● Records for the exercise:
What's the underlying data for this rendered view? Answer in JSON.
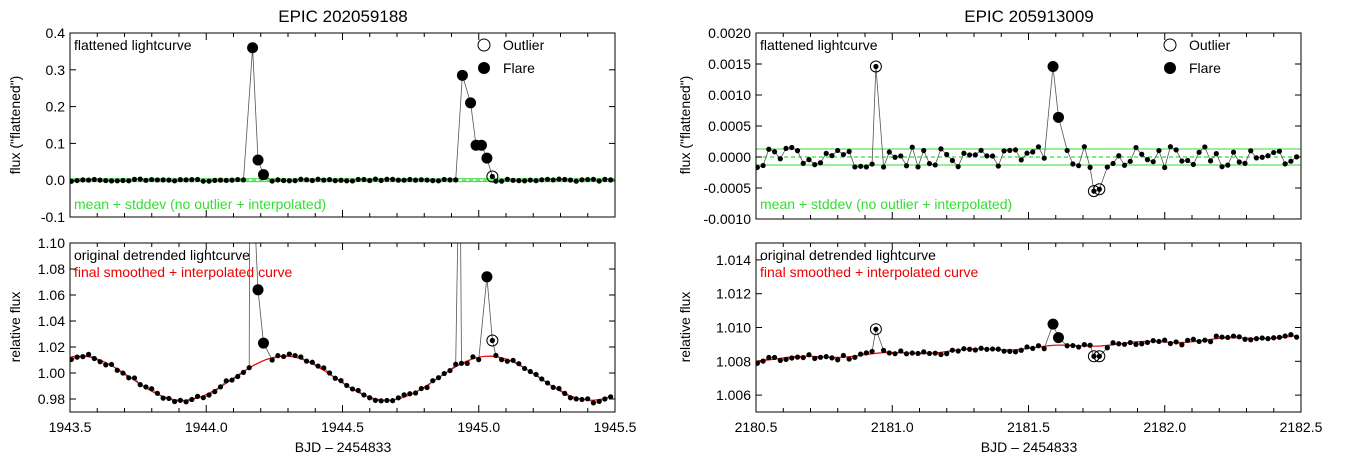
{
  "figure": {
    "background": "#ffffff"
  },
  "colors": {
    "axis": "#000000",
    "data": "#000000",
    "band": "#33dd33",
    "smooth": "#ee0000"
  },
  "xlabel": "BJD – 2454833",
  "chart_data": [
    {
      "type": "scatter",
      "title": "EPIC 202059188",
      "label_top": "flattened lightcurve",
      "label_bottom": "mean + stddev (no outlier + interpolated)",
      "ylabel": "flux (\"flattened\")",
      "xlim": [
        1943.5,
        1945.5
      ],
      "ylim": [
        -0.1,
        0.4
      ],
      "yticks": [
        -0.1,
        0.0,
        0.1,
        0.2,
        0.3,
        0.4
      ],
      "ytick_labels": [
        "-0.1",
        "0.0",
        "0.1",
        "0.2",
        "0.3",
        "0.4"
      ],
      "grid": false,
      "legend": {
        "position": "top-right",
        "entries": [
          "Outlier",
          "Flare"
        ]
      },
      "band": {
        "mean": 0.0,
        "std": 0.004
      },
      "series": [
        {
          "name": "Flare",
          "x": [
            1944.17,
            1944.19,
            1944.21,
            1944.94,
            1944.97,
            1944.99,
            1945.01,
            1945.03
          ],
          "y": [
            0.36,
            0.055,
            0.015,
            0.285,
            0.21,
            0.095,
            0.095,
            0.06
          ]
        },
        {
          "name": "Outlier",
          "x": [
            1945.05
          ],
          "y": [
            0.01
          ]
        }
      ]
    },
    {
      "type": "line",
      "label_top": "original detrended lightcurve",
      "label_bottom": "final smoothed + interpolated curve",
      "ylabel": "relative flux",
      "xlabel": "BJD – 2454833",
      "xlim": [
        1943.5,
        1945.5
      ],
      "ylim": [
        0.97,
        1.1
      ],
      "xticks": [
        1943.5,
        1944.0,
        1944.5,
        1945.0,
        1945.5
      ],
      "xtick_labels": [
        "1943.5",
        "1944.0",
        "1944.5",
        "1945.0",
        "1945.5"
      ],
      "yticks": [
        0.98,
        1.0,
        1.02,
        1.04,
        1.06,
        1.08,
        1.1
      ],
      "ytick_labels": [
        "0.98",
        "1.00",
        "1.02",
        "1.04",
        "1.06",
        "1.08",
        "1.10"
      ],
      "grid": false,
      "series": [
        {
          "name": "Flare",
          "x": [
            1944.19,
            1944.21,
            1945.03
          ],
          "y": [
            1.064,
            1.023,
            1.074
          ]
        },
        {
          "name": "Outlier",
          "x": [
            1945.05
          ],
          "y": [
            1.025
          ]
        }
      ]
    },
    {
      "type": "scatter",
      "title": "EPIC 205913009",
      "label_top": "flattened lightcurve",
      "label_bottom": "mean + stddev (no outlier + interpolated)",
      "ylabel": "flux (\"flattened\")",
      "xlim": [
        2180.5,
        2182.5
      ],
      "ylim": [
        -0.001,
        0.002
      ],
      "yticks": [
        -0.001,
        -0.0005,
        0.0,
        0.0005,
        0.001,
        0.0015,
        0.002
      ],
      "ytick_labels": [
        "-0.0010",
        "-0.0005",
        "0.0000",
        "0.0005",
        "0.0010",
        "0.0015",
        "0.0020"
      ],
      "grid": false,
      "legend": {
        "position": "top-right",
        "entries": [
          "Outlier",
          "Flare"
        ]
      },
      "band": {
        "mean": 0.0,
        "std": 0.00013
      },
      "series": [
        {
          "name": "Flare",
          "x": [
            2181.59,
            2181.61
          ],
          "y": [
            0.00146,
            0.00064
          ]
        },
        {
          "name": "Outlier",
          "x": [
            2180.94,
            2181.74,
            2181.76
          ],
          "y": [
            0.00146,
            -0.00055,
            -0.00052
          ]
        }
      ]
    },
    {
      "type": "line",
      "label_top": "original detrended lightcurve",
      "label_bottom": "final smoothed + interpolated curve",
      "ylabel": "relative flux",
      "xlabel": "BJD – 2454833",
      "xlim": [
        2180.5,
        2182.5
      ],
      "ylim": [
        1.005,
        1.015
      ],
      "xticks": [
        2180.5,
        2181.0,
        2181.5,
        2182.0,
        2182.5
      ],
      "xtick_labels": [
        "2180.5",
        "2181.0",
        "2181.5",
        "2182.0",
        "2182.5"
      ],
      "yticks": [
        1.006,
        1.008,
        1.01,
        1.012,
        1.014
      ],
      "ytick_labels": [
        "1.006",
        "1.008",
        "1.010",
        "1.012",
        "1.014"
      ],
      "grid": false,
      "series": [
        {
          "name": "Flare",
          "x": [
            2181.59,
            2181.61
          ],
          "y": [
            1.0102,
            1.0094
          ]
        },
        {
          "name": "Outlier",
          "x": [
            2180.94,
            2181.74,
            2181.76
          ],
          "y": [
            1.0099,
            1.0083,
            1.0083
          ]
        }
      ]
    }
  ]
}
--
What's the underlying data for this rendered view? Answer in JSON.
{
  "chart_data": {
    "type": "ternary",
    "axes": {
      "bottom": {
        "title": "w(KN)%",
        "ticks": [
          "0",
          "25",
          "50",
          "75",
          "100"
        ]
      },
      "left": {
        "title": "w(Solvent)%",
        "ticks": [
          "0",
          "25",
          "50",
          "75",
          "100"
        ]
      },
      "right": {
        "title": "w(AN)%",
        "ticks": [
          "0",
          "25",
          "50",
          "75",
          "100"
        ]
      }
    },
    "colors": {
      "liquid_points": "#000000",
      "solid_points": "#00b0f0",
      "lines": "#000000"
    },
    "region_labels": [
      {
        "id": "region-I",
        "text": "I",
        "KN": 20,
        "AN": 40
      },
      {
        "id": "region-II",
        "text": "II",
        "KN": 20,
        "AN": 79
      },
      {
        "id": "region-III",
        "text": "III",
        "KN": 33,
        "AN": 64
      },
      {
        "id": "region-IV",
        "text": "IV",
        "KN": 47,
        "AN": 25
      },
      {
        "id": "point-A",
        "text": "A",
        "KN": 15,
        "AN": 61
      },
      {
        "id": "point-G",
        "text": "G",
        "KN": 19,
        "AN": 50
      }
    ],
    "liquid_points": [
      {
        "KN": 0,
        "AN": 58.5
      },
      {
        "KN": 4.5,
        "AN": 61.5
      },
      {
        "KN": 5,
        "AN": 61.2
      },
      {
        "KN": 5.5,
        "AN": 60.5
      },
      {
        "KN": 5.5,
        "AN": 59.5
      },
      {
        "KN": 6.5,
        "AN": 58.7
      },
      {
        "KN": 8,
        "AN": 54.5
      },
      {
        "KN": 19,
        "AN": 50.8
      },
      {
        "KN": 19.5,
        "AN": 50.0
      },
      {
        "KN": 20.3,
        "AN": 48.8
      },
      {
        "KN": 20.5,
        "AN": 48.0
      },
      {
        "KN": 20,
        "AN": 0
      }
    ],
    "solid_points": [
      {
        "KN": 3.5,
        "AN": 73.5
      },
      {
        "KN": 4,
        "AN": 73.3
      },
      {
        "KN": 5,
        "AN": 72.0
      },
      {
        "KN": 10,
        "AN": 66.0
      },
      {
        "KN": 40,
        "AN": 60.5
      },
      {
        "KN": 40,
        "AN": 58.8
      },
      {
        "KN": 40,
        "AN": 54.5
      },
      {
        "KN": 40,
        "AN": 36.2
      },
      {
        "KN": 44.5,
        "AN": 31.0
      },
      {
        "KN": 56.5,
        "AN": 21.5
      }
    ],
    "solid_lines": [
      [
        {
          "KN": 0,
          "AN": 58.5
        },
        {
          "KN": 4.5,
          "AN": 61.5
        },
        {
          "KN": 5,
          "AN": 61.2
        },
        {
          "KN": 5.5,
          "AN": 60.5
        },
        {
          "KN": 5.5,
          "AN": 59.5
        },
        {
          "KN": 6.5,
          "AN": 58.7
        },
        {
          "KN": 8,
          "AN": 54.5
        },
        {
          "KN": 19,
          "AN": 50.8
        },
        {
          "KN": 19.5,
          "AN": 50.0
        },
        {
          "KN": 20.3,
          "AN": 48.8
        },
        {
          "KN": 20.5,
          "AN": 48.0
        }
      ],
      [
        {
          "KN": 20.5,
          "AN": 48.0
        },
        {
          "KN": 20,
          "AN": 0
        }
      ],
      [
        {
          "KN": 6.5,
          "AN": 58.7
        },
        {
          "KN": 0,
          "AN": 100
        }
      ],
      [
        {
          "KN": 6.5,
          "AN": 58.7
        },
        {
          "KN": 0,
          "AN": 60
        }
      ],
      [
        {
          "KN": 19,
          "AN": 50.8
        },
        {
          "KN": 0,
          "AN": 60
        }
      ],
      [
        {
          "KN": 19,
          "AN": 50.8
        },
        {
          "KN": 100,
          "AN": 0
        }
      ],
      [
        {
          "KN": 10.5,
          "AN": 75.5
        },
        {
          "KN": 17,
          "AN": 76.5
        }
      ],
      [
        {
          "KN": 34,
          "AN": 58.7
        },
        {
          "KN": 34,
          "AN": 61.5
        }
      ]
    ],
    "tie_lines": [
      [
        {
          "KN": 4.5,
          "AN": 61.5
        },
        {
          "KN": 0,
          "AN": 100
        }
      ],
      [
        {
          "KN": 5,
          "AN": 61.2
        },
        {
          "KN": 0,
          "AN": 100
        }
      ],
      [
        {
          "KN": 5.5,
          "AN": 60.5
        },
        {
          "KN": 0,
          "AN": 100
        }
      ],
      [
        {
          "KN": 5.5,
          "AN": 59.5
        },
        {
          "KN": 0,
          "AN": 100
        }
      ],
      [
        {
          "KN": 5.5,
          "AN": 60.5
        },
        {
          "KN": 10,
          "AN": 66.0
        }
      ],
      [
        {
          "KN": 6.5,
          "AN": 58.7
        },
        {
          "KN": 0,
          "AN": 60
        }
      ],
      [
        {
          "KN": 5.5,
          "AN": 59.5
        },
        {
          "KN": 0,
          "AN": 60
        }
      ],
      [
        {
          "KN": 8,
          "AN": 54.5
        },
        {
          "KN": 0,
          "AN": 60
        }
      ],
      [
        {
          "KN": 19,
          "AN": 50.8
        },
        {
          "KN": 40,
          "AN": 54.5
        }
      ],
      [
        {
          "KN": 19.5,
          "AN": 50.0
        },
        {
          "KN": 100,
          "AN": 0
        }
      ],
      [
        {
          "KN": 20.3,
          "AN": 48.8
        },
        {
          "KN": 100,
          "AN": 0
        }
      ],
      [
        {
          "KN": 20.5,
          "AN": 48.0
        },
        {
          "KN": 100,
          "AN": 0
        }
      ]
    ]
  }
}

● Instructions for the task:
Only lines that contain the word "EPIC" are wanted; copy each of them.

● Finished task:
      "title": "EPIC 202059188",
      "title": "EPIC 205913009",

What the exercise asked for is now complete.